- **Available data**
::::
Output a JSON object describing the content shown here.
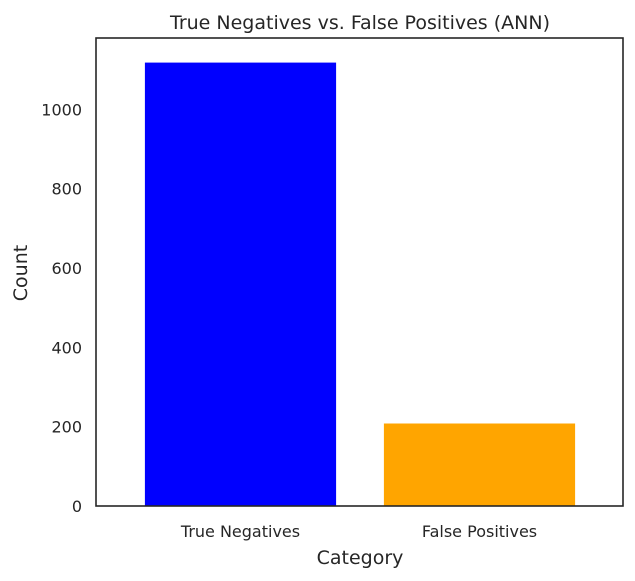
{
  "chart_data": {
    "type": "bar",
    "title": "True Negatives vs. False Positives (ANN)",
    "xlabel": "Category",
    "ylabel": "Count",
    "categories": [
      "True Negatives",
      "False Positives"
    ],
    "values": [
      1118,
      208
    ],
    "colors": [
      "#0000ff",
      "#ffa500"
    ],
    "ylim": [
      0,
      1180
    ],
    "yticks": [
      0,
      200,
      400,
      600,
      800,
      1000
    ],
    "grid": false,
    "legend": "none"
  }
}
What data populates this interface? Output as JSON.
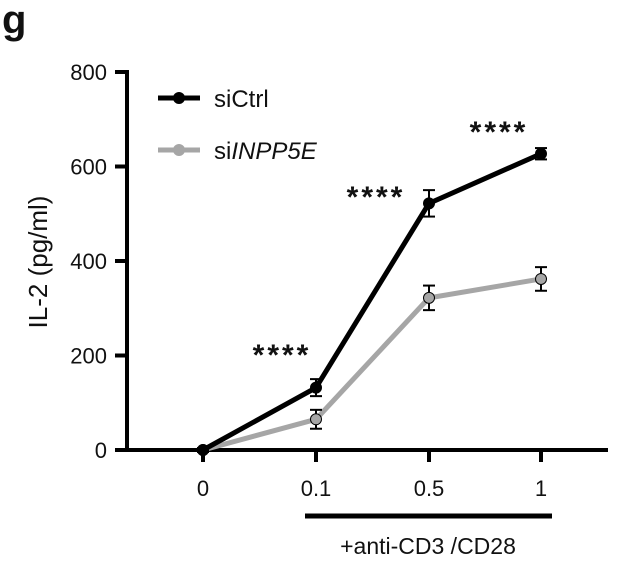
{
  "panel_label": "g",
  "chart_data": {
    "type": "line",
    "ylabel": "IL-2 (pg/ml)",
    "xlabel": "",
    "categories": [
      "0",
      "0.1",
      "0.5",
      "1"
    ],
    "ylim": [
      0,
      800
    ],
    "yticks": [
      0,
      200,
      400,
      600,
      800
    ],
    "grid": false,
    "legend_position": "top-left",
    "series": [
      {
        "name": "siCtrl",
        "name_prefix": "si",
        "name_gene": "Ctrl",
        "color": "#000000",
        "values": [
          0,
          132,
          522,
          627
        ],
        "errors": [
          4,
          18,
          28,
          12
        ]
      },
      {
        "name": "siINPP5E",
        "name_prefix": "si",
        "name_gene": "INPP5E",
        "color": "#a6a6a6",
        "values": [
          0,
          65,
          322,
          362
        ],
        "errors": [
          4,
          20,
          26,
          25
        ]
      }
    ],
    "significance": [
      {
        "category": "0.1",
        "label": "****"
      },
      {
        "category": "0.5",
        "label": "****"
      },
      {
        "category": "1",
        "label": "****"
      }
    ],
    "treatment_label": "+anti-CD3 /CD28"
  }
}
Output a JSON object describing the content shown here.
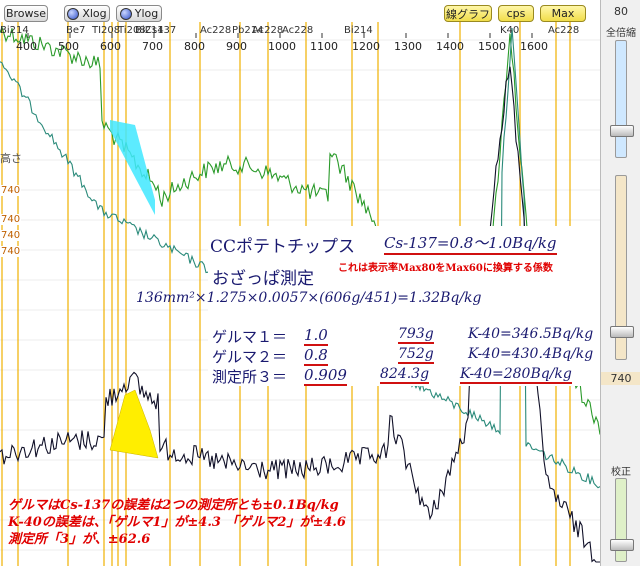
{
  "toolbar": {
    "browse": "Browse",
    "xlog": "Xlog",
    "ylog": "Ylog",
    "line_graph": "線グラフ",
    "cps": "cps",
    "max": "Max"
  },
  "axis": {
    "x_ticks": [
      "400",
      "500",
      "600",
      "700",
      "800",
      "900",
      "1000",
      "1100",
      "1200",
      "1300",
      "1400",
      "1500",
      "1600"
    ],
    "nuclides": [
      "Bi214",
      "Be7",
      "TI208",
      "Ti208",
      "Bi214",
      "Cs137",
      "Ac228",
      "Pb214",
      "Ac228",
      "Ac228",
      "Bi214",
      "K40",
      "Ac228"
    ],
    "height_label": "高さ",
    "y_labels": [
      "740",
      "740",
      "740",
      "740"
    ]
  },
  "right_panel": {
    "top_value": "80",
    "zoom_label": "全倍縮",
    "mid_value": "740",
    "calib_label": "校正"
  },
  "annotation": {
    "title_left": "CCポテトチップス",
    "title_right": "Cs-137=0.8～1.0Bq/kg",
    "subtitle": "おざっぱ測定",
    "convert_note": "これは表示率Max80をMax60に換算する係数",
    "formula": "136mm²×1.275×0.0057×(606g/451)=1.32Bq/kg",
    "rows": [
      {
        "name": "ゲルマ１＝",
        "value": "1.0",
        "mass": "793g",
        "k40": "K-40=346.5Bq/kg"
      },
      {
        "name": "ゲルマ２＝",
        "value": "0.8",
        "mass": "752g",
        "k40": "K-40=430.4Bq/kg"
      },
      {
        "name": "測定所３＝",
        "value": "0.909",
        "mass": "824.3g",
        "k40": "K-40=280Bq/kg"
      }
    ]
  },
  "note": [
    "ゲルマはCs-137の誤差は2つの測定所とも±0.1Bq/kg",
    "K-40の誤差は、「ゲルマ1」が±4.3 「ゲルマ2」が±4.6",
    "測定所「3」が、±62.6"
  ],
  "colors": {
    "green_trace": "#2a9a2a",
    "teal_trace": "#2a8a7a",
    "black_trace": "#101028",
    "marker_line": "#f0b000",
    "cyan_fill": "#40e8ff",
    "yellow_fill": "#ffee00",
    "annotation_text": "#1a1a70",
    "note_text": "#e00000"
  }
}
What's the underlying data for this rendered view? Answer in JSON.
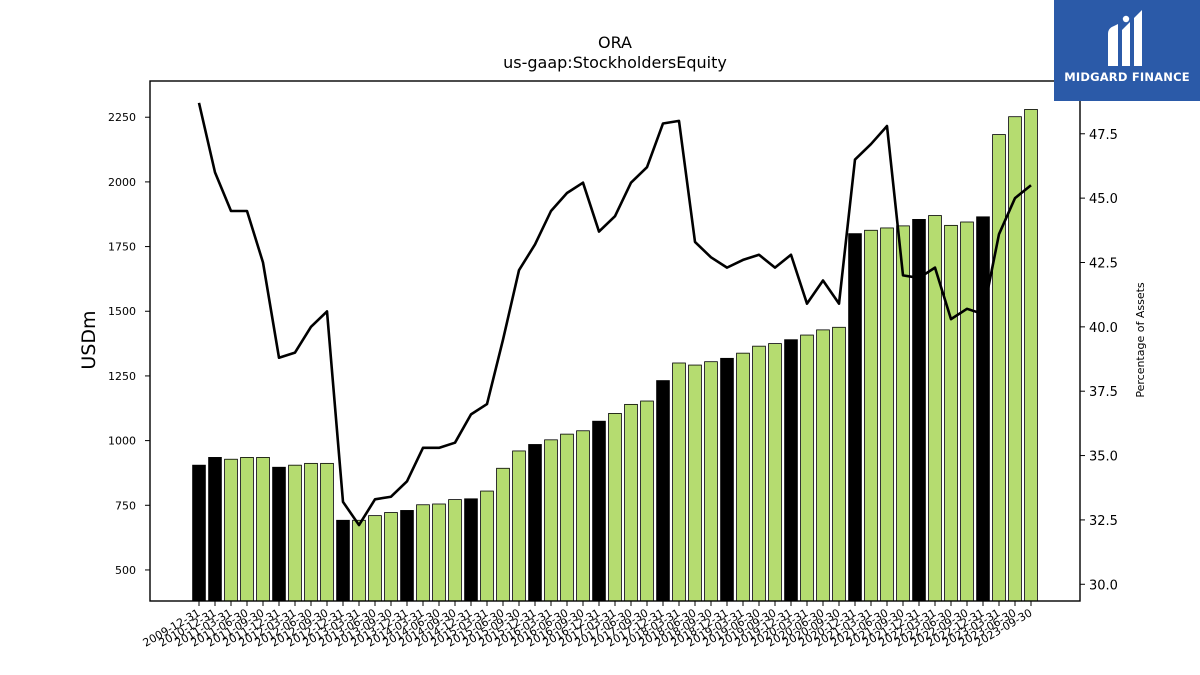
{
  "logo": {
    "text": "MIDGARD FINANCE",
    "background": "#2b5aa8"
  },
  "chart_data": {
    "type": "bar",
    "title": "ORA",
    "subtitle": "us-gaap:StockholdersEquity",
    "ylabel": "USDm",
    "y2label": "Percentage of Assets",
    "ylim": [
      380,
      2390
    ],
    "y2lim": [
      29.35,
      49.55
    ],
    "yticks": [
      500,
      750,
      1000,
      1250,
      1500,
      1750,
      2000,
      2250
    ],
    "y2ticks": [
      30.0,
      32.5,
      35.0,
      37.5,
      40.0,
      42.5,
      45.0,
      47.5
    ],
    "colors": {
      "annual": "#000000",
      "quarterly": "#b5dc70",
      "line": "#000000"
    },
    "categories": [
      "2009-12-31",
      "2010-12-31",
      "2011-03-31",
      "2011-06-30",
      "2011-09-30",
      "2011-12-31",
      "2012-03-31",
      "2012-06-30",
      "2012-09-30",
      "2012-12-31",
      "2013-03-31",
      "2013-06-30",
      "2013-09-30",
      "2013-12-31",
      "2014-03-31",
      "2014-06-30",
      "2014-09-30",
      "2014-12-31",
      "2015-03-31",
      "2015-06-30",
      "2015-09-30",
      "2015-12-31",
      "2016-03-31",
      "2016-06-30",
      "2016-09-30",
      "2016-12-31",
      "2017-03-31",
      "2017-06-30",
      "2017-09-30",
      "2017-12-31",
      "2018-03-31",
      "2018-06-30",
      "2018-09-30",
      "2018-12-31",
      "2019-03-31",
      "2019-06-30",
      "2019-09-30",
      "2019-12-31",
      "2020-03-31",
      "2020-06-30",
      "2020-09-30",
      "2020-12-31",
      "2021-03-31",
      "2021-06-30",
      "2021-09-30",
      "2021-12-31",
      "2022-03-31",
      "2022-06-30",
      "2022-09-30",
      "2022-12-31",
      "2023-03-31",
      "2023-06-30",
      "2023-09-30"
    ],
    "series": [
      {
        "kind": "bar",
        "values": [
          905,
          935,
          928,
          935,
          935,
          897,
          905,
          912,
          912,
          692,
          692,
          710,
          722,
          730,
          752,
          755,
          772,
          775,
          805,
          893,
          960,
          985,
          1003,
          1025,
          1038,
          1075,
          1105,
          1140,
          1153,
          1232,
          1300,
          1292,
          1305,
          1318,
          1338,
          1365,
          1375,
          1390,
          1408,
          1428,
          1438,
          1800,
          1813,
          1822,
          1830,
          1855,
          1870,
          1832,
          1845,
          1865,
          2183,
          2252,
          2280
        ],
        "annual": [
          true,
          true,
          false,
          false,
          false,
          true,
          false,
          false,
          false,
          true,
          false,
          false,
          false,
          true,
          false,
          false,
          false,
          true,
          false,
          false,
          false,
          true,
          false,
          false,
          false,
          true,
          false,
          false,
          false,
          true,
          false,
          false,
          false,
          true,
          false,
          false,
          false,
          true,
          false,
          false,
          false,
          true,
          false,
          false,
          false,
          true,
          false,
          false,
          false,
          true,
          false,
          false,
          false
        ]
      },
      {
        "kind": "line",
        "axis": "right",
        "values": [
          48.7,
          46.0,
          44.5,
          44.5,
          42.5,
          38.8,
          39.0,
          40.0,
          40.6,
          33.2,
          32.3,
          33.3,
          33.4,
          34.0,
          35.3,
          35.3,
          35.5,
          36.6,
          37.0,
          39.5,
          42.2,
          43.2,
          44.5,
          45.2,
          45.6,
          43.7,
          44.3,
          45.6,
          46.2,
          47.9,
          48.0,
          43.3,
          42.7,
          42.3,
          42.6,
          42.8,
          42.3,
          42.8,
          40.9,
          41.8,
          40.9,
          46.5,
          47.1,
          47.8,
          42.0,
          41.9,
          42.3,
          40.3,
          40.7,
          40.5,
          43.6,
          45.0,
          45.5
        ]
      }
    ]
  }
}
::::
- **Exercise**
Tally up the lines in the records containing the word "What", then give the count and nothing else.

- **Result of this task**
2